▶ _WORK TO BE COMPLETED_:
The lines to be extracted begin at the line containing "Parse this screenshot: output" and end at the last line of the data below; copy them exactly and leave out the pictures.

▶ _ROWS_:
----------
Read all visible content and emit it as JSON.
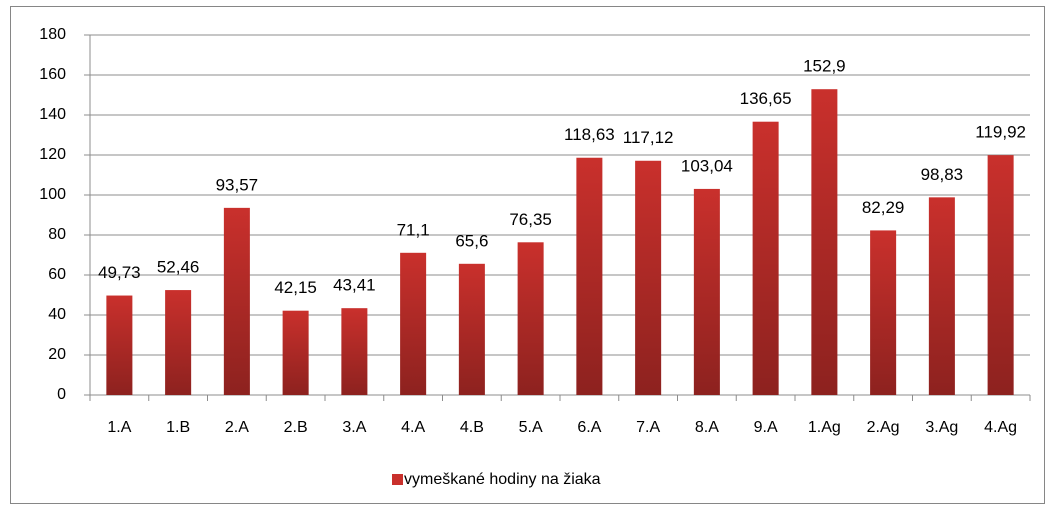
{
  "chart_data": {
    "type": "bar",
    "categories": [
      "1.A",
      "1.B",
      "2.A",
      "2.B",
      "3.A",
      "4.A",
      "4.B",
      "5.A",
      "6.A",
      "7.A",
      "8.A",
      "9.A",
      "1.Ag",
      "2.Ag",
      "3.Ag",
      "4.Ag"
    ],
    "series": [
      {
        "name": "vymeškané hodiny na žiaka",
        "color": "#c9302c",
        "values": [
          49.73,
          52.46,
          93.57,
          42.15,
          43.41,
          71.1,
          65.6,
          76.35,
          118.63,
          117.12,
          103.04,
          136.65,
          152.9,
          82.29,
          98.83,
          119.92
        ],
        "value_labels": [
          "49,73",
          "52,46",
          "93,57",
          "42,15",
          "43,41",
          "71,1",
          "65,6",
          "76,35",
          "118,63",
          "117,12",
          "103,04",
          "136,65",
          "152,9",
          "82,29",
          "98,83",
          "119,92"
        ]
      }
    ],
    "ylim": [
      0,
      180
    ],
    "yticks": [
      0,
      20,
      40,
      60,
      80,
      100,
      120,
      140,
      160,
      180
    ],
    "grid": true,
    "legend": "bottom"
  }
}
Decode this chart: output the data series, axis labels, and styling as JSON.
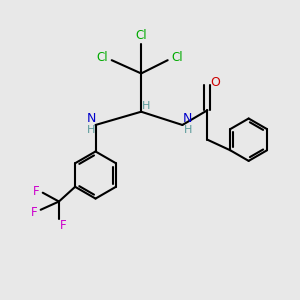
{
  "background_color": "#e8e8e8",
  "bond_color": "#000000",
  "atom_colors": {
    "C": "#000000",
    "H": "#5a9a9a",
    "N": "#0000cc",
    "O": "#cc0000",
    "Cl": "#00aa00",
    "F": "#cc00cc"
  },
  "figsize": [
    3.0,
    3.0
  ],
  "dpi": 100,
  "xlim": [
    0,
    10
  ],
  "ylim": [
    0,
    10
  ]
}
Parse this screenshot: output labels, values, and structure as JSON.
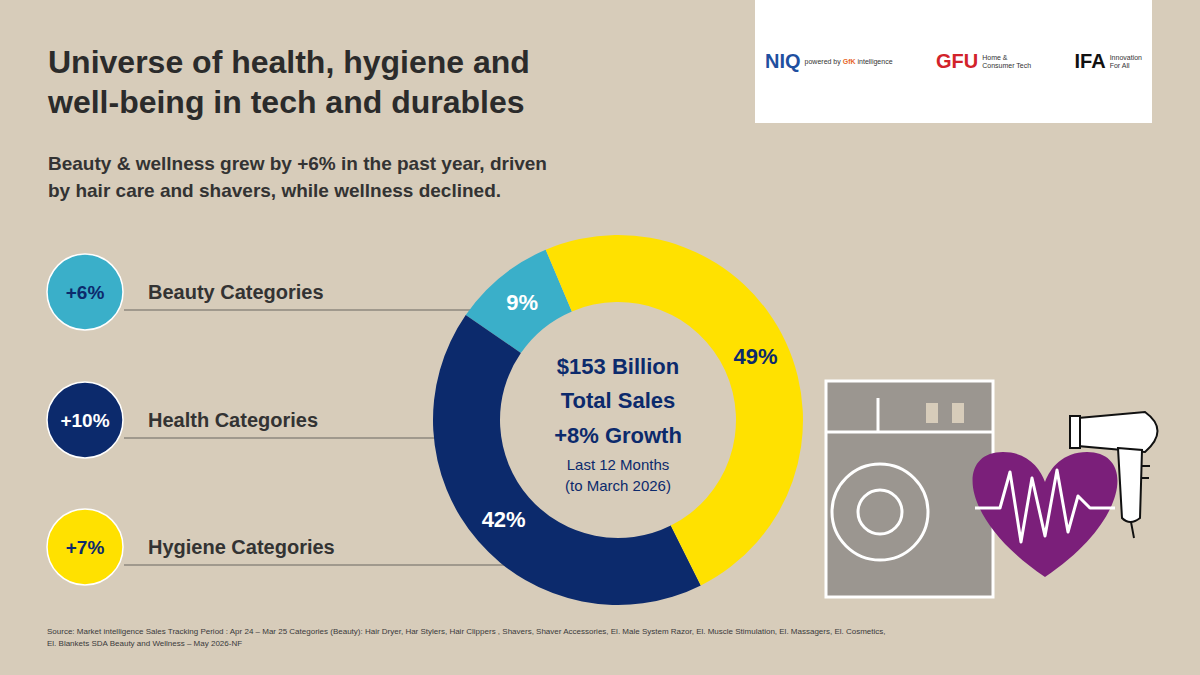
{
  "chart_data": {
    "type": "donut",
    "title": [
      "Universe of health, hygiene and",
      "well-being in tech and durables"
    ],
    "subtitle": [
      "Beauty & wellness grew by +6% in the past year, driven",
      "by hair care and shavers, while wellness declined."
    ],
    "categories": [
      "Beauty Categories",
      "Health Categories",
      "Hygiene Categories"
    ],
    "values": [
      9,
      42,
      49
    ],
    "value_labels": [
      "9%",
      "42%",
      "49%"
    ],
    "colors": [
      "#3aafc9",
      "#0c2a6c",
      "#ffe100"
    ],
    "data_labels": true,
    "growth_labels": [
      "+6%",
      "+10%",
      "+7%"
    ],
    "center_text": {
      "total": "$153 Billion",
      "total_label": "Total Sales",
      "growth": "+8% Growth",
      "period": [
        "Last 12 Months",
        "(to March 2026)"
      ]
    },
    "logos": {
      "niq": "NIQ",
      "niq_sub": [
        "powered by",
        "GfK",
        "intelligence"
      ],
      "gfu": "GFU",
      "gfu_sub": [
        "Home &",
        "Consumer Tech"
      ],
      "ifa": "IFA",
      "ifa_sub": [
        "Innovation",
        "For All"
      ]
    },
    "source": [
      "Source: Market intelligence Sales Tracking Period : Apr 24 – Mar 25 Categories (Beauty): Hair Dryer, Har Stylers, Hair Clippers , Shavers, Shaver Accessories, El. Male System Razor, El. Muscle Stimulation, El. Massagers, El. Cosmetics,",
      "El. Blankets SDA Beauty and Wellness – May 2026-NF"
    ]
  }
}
----------
▶ _SOLUTION TO THE PROBLEM_:
Parse this screenshot: output labels, values, and structure as JSON.
{
  "chart_data": {
    "type": "donut",
    "title": [
      "Universe of health, hygiene and",
      "well-being in tech and durables"
    ],
    "subtitle": [
      "Beauty & wellness grew by +6% in the past year, driven",
      "by hair care and shavers, while wellness declined."
    ],
    "categories": [
      "Beauty Categories",
      "Health Categories",
      "Hygiene Categories"
    ],
    "values": [
      9,
      42,
      49
    ],
    "value_labels": [
      "9%",
      "42%",
      "49%"
    ],
    "colors": [
      "#3aafc9",
      "#0c2a6c",
      "#ffe100"
    ],
    "data_labels": true,
    "growth_labels": [
      "+6%",
      "+10%",
      "+7%"
    ],
    "center_text": {
      "total": "$153 Billion",
      "total_label": "Total Sales",
      "growth": "+8% Growth",
      "period": [
        "Last 12 Months",
        "(to March 2026)"
      ]
    },
    "logos": {
      "niq": "NIQ",
      "niq_sub": [
        "powered by",
        "GfK",
        "intelligence"
      ],
      "gfu": "GFU",
      "gfu_sub": [
        "Home &",
        "Consumer Tech"
      ],
      "ifa": "IFA",
      "ifa_sub": [
        "Innovation",
        "For All"
      ]
    },
    "source": [
      "Source: Market intelligence Sales Tracking Period : Apr 24 – Mar 25 Categories (Beauty): Hair Dryer, Har Stylers, Hair Clippers , Shavers, Shaver Accessories, El. Male System Razor, El. Muscle Stimulation, El. Massagers, El. Cosmetics,",
      "El. Blankets SDA Beauty and Wellness – May 2026-NF"
    ]
  }
}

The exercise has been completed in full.